## Task description
Using the listing below, report all lines holding the word "screenshot".

## Source data
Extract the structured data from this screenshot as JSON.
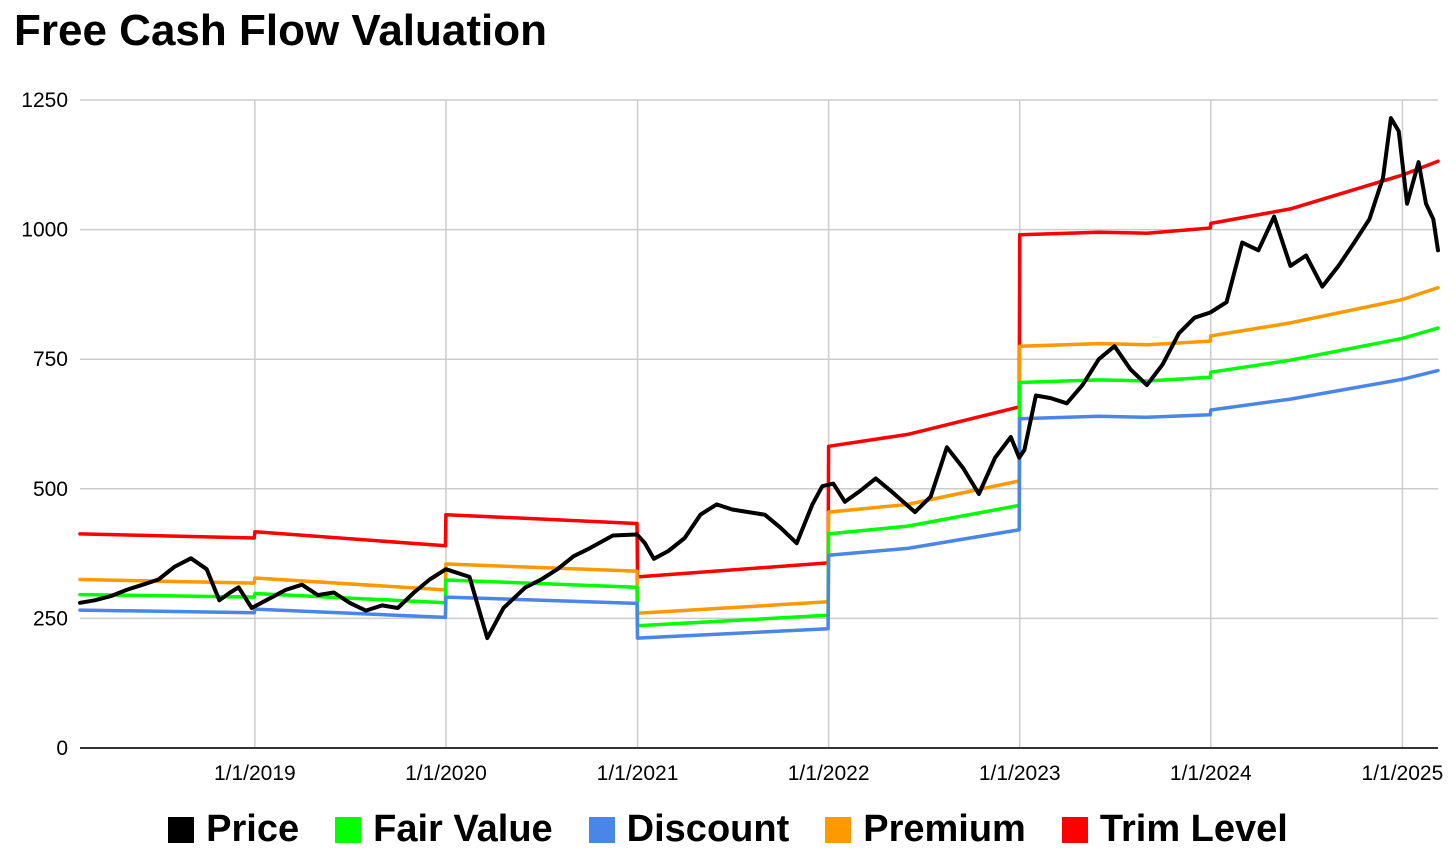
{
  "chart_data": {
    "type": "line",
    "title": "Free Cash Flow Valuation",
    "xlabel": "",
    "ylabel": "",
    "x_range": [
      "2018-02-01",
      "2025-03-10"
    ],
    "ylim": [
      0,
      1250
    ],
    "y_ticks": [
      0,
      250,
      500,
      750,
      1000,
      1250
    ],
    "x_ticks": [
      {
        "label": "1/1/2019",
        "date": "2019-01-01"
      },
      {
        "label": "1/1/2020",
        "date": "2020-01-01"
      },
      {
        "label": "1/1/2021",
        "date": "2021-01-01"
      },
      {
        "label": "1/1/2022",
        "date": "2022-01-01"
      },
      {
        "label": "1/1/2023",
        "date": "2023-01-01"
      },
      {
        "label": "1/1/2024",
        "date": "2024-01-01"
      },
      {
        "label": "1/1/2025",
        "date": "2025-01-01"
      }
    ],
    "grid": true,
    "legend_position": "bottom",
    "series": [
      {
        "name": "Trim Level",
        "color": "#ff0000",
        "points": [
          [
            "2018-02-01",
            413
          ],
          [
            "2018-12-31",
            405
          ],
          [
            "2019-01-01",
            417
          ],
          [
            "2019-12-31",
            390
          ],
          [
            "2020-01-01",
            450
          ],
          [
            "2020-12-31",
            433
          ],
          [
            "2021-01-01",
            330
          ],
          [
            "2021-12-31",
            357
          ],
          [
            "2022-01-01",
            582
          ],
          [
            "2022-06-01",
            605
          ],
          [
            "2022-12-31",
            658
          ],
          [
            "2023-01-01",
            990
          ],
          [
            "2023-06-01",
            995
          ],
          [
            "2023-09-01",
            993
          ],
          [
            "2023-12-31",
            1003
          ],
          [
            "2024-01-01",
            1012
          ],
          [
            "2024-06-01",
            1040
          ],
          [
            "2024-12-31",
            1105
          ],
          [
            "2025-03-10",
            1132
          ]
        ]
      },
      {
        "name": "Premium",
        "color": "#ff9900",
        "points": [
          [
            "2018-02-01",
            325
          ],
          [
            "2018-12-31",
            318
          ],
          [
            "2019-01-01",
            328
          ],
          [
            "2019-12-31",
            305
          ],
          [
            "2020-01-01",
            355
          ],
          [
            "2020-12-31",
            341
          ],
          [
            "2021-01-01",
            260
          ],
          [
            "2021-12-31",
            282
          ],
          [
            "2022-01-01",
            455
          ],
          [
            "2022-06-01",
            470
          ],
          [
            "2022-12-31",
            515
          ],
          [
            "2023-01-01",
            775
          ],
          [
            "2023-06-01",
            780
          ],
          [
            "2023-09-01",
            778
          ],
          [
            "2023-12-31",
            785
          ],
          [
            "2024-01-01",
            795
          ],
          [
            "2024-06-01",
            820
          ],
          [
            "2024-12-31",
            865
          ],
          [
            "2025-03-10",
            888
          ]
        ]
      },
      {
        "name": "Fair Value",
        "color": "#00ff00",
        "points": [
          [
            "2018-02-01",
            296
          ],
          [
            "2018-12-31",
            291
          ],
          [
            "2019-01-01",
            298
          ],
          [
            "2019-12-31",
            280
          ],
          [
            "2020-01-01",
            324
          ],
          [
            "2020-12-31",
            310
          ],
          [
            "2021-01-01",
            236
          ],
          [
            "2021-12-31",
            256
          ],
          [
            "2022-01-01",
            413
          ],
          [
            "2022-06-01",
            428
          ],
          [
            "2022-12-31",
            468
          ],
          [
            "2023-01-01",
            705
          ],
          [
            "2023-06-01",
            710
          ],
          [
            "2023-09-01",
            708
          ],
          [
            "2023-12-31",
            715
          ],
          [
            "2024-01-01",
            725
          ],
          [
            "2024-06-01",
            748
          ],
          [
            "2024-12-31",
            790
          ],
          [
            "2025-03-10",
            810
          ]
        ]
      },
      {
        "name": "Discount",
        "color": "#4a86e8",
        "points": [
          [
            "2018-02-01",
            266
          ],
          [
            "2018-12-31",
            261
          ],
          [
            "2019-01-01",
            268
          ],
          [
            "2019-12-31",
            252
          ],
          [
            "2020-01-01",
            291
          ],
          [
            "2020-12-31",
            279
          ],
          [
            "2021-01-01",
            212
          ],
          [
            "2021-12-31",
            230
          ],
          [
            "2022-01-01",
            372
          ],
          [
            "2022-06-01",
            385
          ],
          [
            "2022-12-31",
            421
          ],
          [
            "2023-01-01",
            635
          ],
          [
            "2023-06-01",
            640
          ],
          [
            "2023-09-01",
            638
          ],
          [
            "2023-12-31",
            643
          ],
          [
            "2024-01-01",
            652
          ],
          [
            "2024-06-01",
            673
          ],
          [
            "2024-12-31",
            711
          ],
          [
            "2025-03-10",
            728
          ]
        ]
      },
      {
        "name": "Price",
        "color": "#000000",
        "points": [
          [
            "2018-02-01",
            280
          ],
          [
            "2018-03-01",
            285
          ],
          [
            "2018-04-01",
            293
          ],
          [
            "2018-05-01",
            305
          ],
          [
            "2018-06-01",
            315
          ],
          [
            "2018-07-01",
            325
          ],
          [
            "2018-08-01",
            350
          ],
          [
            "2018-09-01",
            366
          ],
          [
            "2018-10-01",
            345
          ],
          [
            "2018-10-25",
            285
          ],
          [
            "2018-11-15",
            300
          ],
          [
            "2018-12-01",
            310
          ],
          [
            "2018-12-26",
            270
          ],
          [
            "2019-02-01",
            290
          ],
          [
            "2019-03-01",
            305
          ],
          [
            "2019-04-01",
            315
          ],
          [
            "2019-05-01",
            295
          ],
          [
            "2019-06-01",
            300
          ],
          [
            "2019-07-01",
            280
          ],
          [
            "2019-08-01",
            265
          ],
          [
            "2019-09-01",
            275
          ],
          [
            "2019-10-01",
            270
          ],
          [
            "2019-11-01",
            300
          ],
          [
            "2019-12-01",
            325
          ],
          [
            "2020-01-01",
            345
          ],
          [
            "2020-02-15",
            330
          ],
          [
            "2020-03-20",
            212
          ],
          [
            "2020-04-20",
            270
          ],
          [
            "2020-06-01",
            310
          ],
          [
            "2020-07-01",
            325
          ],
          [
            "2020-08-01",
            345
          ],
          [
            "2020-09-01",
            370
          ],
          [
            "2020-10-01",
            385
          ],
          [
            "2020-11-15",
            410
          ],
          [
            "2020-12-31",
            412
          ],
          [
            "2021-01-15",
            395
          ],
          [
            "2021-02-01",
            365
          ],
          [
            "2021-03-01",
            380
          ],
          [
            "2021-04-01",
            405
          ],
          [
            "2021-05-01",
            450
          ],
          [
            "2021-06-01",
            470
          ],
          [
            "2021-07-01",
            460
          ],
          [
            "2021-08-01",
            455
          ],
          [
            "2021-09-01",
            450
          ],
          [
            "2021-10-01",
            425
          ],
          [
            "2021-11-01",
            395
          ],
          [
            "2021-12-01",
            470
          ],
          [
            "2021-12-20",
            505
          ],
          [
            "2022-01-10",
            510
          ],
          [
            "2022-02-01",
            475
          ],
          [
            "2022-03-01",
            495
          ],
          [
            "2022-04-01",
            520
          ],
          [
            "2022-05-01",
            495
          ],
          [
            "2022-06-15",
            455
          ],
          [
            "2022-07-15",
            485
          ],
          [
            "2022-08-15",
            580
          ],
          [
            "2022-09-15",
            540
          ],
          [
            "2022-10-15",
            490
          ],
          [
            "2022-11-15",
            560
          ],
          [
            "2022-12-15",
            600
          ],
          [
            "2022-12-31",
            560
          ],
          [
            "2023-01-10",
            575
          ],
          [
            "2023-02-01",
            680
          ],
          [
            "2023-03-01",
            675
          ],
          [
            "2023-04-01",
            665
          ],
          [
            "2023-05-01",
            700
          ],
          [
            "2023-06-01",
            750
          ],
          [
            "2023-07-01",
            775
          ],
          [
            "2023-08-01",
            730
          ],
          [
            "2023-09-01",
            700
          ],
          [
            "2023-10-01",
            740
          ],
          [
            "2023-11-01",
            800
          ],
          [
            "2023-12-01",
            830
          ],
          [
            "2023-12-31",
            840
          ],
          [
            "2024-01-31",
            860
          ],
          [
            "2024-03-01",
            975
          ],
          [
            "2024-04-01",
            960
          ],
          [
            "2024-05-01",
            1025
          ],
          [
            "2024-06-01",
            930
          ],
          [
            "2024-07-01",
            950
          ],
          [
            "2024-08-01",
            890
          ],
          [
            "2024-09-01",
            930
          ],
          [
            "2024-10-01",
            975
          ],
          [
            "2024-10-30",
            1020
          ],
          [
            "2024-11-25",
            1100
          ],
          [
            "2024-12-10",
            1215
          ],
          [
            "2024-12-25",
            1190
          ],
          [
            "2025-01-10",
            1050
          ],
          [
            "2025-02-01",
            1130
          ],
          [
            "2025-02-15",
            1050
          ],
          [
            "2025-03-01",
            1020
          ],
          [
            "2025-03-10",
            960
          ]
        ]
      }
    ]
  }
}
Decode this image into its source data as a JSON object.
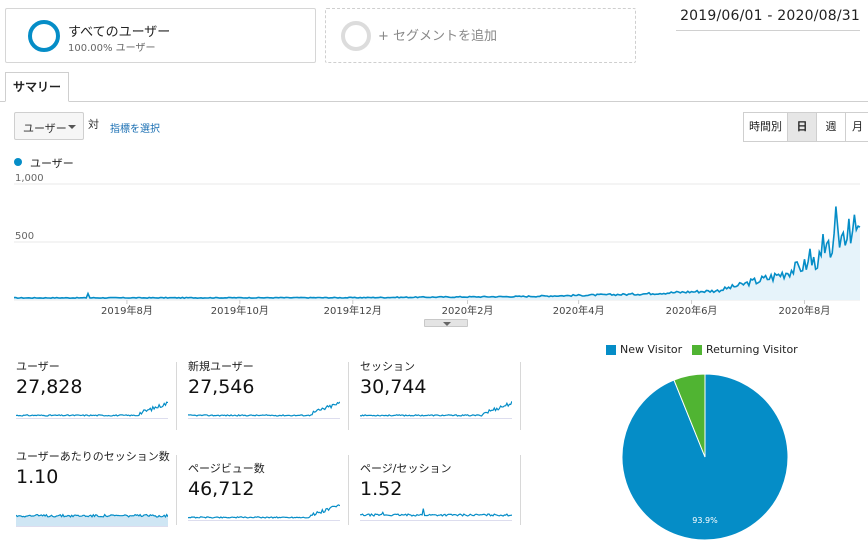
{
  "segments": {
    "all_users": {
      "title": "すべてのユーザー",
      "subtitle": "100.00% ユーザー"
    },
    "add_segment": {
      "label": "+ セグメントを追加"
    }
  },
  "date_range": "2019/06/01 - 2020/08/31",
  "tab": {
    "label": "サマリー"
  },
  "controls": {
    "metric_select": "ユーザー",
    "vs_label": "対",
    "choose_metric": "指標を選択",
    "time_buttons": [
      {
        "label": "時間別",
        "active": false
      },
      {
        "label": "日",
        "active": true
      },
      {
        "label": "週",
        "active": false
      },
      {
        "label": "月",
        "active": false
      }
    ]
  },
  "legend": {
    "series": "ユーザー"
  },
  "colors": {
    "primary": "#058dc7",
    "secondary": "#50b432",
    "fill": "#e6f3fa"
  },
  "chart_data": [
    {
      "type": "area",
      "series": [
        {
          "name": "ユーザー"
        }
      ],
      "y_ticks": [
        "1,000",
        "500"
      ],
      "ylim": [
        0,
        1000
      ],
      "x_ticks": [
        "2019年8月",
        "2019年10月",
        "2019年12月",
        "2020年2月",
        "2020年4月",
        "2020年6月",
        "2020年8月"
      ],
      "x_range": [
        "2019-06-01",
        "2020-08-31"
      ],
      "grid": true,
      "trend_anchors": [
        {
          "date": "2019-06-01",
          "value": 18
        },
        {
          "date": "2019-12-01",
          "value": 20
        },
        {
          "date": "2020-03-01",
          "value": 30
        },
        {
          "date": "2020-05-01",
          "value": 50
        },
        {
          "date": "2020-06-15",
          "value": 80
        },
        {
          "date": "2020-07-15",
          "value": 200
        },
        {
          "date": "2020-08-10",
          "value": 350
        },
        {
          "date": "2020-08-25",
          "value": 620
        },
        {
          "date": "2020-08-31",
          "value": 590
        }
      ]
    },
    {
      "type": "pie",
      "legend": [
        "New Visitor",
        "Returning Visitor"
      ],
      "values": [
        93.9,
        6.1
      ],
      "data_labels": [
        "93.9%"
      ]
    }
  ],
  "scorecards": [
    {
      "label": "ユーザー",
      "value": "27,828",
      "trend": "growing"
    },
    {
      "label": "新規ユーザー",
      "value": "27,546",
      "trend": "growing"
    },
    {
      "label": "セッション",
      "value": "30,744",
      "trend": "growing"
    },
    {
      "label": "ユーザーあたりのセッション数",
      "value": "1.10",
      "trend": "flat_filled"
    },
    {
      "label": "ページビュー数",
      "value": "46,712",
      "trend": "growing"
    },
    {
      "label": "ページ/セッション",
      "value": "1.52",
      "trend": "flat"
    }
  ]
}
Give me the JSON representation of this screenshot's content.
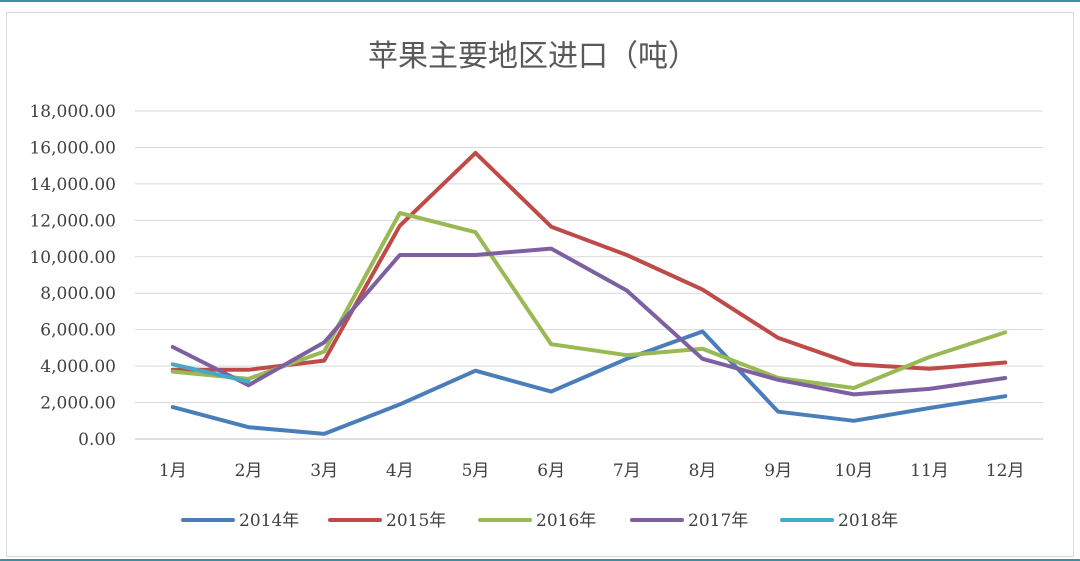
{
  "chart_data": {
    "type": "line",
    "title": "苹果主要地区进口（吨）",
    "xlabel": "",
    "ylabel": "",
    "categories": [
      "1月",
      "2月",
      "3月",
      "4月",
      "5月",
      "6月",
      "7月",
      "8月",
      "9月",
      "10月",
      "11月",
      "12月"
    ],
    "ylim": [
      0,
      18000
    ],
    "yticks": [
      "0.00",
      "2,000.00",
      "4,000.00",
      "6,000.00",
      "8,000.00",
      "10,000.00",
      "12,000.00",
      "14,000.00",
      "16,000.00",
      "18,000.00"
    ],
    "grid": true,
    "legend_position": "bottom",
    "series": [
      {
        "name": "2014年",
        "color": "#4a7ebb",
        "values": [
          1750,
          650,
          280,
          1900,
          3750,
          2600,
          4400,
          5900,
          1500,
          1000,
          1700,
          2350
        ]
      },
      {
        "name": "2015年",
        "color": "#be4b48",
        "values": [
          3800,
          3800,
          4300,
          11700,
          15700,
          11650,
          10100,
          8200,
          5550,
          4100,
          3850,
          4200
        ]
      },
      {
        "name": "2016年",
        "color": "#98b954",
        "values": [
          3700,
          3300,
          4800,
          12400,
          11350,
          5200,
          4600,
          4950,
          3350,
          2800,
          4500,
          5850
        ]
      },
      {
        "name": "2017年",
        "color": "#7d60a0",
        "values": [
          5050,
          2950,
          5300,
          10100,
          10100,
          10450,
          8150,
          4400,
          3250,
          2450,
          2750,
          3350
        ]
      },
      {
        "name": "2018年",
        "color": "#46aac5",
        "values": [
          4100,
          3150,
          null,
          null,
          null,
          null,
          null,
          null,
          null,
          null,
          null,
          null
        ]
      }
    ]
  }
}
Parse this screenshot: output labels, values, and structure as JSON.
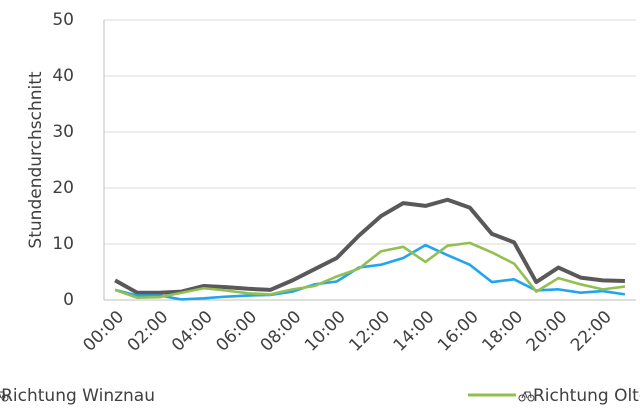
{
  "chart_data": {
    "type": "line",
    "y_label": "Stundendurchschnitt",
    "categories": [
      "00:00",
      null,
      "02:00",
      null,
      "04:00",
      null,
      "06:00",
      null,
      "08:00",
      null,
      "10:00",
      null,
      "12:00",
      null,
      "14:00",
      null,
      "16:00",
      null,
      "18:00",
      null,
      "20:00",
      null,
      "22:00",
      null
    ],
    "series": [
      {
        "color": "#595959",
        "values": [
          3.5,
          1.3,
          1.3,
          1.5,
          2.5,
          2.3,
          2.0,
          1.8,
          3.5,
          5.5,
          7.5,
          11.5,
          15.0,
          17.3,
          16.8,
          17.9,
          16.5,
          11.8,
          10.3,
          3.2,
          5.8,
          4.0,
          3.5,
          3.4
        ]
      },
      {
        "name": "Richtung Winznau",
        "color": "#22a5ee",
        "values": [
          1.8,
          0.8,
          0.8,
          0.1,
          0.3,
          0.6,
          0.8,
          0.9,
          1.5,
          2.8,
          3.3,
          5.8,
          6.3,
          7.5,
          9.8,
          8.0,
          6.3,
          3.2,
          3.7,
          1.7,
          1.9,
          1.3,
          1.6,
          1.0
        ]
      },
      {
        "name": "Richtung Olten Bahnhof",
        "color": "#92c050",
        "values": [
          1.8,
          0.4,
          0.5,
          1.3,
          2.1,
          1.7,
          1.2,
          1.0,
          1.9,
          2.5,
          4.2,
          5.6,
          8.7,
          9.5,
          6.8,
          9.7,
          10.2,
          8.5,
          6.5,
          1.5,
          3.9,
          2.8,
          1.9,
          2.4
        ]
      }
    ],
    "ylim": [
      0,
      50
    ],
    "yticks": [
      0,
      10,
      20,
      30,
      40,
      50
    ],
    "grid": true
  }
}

## Full solution
Extract the structured data from this screenshot as JSON.
Give me the JSON representation of this screenshot's content.
Parse this screenshot: output labels, values, and structure as JSON.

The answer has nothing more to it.